- [AIM OF THE EXERCISE] Copy out the material below in full, but not its images.

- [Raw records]
"""

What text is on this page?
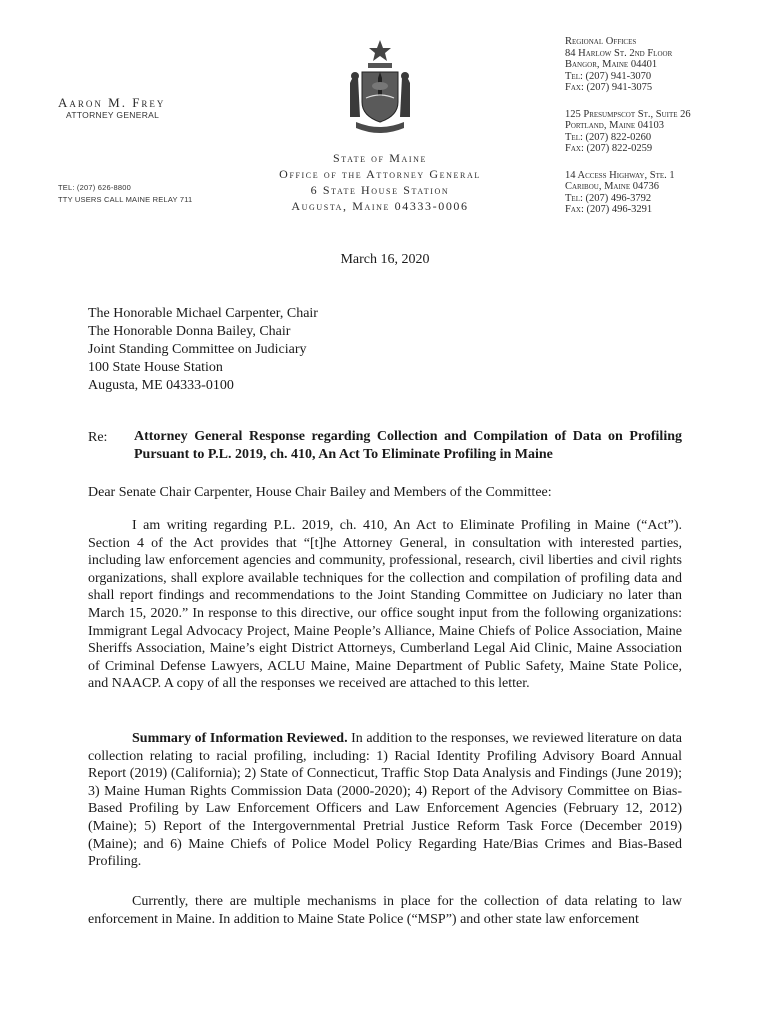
Aaron M. Frey
ATTORNEY GENERAL
TEL: (207) 626-8800
TTY USERS CALL MAINE RELAY 711
State of Maine
Office of the Attorney General
6 State House Station
Augusta, Maine 04333-0006
Regional Offices
84 Harlow St. 2nd Floor
Bangor, Maine 04401
Tel: (207) 941-3070
Fax: (207) 941-3075
125 Presumpscot St., Suite 26
Portland, Maine 04103
Tel: (207) 822-0260
Fax: (207) 822-0259
14 Access Highway, Ste. 1
Caribou, Maine 04736
Tel: (207) 496-3792
Fax: (207) 496-3291
March 16, 2020
The Honorable Michael Carpenter, Chair
The Honorable Donna Bailey, Chair
Joint Standing Committee on Judiciary
100 State House Station
Augusta, ME 04333-0100
Re: Attorney General Response regarding Collection and Compilation of Data on Profiling Pursuant to P.L. 2019, ch. 410, An Act To Eliminate Profiling in Maine
Dear Senate Chair Carpenter, House Chair Bailey and Members of the Committee:
I am writing regarding P.L. 2019, ch. 410, An Act to Eliminate Profiling in Maine (“Act”). Section 4 of the Act provides that “[t]he Attorney General, in consultation with interested parties, including law enforcement agencies and community, professional, research, civil liberties and civil rights organizations, shall explore available techniques for the collection and compilation of profiling data and shall report findings and recommendations to the Joint Standing Committee on Judiciary no later than March 15, 2020.” In response to this directive, our office sought input from the following organizations: Immigrant Legal Advocacy Project, Maine People’s Alliance, Maine Chiefs of Police Association, Maine Sheriffs Association, Maine’s eight District Attorneys, Cumberland Legal Aid Clinic, Maine Association of Criminal Defense Lawyers, ACLU Maine, Maine Department of Public Safety, Maine State Police, and NAACP. A copy of all the responses we received are attached to this letter.
Summary of Information Reviewed. In addition to the responses, we reviewed literature on data collection relating to racial profiling, including: 1) Racial Identity Profiling Advisory Board Annual Report (2019) (California); 2) State of Connecticut, Traffic Stop Data Analysis and Findings (June 2019); 3) Maine Human Rights Commission Data (2000-2020); 4) Report of the Advisory Committee on Bias-Based Profiling by Law Enforcement Officers and Law Enforcement Agencies (February 12, 2012) (Maine); 5) Report of the Intergovernmental Pretrial Justice Reform Task Force (December 2019) (Maine); and 6) Maine Chiefs of Police Model Policy Regarding Hate/Bias Crimes and Bias-Based Profiling.
Currently, there are multiple mechanisms in place for the collection of data relating to law enforcement in Maine. In addition to Maine State Police (“MSP”) and other state law enforcement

"""

- [FINAL RESULT]
What text is on this page?
Aaron M. Frey
ATTORNEY GENERAL
TEL: (207) 626-8800
TTY USERS CALL MAINE RELAY 711
State of Maine
Office of the Attorney General
6 State House Station
Augusta, Maine 04333-0006
Regional Offices
84 Harlow St. 2nd Floor
Bangor, Maine 04401
Tel: (207) 941-3070
Fax: (207) 941-3075
125 Presumpscot St., Suite 26
Portland, Maine 04103
Tel: (207) 822-0260
Fax: (207) 822-0259
14 Access Highway, Ste. 1
Caribou, Maine 04736
Tel: (207) 496-3792
Fax: (207) 496-3291
March 16, 2020
The Honorable Michael Carpenter, Chair
The Honorable Donna Bailey, Chair
Joint Standing Committee on Judiciary
100 State House Station
Augusta, ME 04333-0100
Re: Attorney General Response regarding Collection and Compilation of Data on Profiling Pursuant to P.L. 2019, ch. 410, An Act To Eliminate Profiling in Maine
Dear Senate Chair Carpenter, House Chair Bailey and Members of the Committee:
I am writing regarding P.L. 2019, ch. 410, An Act to Eliminate Profiling in Maine (“Act”). Section 4 of the Act provides that “[t]he Attorney General, in consultation with interested parties, including law enforcement agencies and community, professional, research, civil liberties and civil rights organizations, shall explore available techniques for the collection and compilation of profiling data and shall report findings and recommendations to the Joint Standing Committee on Judiciary no later than March 15, 2020.” In response to this directive, our office sought input from the following organizations: Immigrant Legal Advocacy Project, Maine People’s Alliance, Maine Chiefs of Police Association, Maine Sheriffs Association, Maine’s eight District Attorneys, Cumberland Legal Aid Clinic, Maine Association of Criminal Defense Lawyers, ACLU Maine, Maine Department of Public Safety, Maine State Police, and NAACP. A copy of all the responses we received are attached to this letter.
Summary of Information Reviewed. In addition to the responses, we reviewed literature on data collection relating to racial profiling, including: 1) Racial Identity Profiling Advisory Board Annual Report (2019) (California); 2) State of Connecticut, Traffic Stop Data Analysis and Findings (June 2019); 3) Maine Human Rights Commission Data (2000-2020); 4) Report of the Advisory Committee on Bias-Based Profiling by Law Enforcement Officers and Law Enforcement Agencies (February 12, 2012) (Maine); 5) Report of the Intergovernmental Pretrial Justice Reform Task Force (December 2019) (Maine); and 6) Maine Chiefs of Police Model Policy Regarding Hate/Bias Crimes and Bias-Based Profiling.
Currently, there are multiple mechanisms in place for the collection of data relating to law enforcement in Maine. In addition to Maine State Police (“MSP”) and other state law enforcement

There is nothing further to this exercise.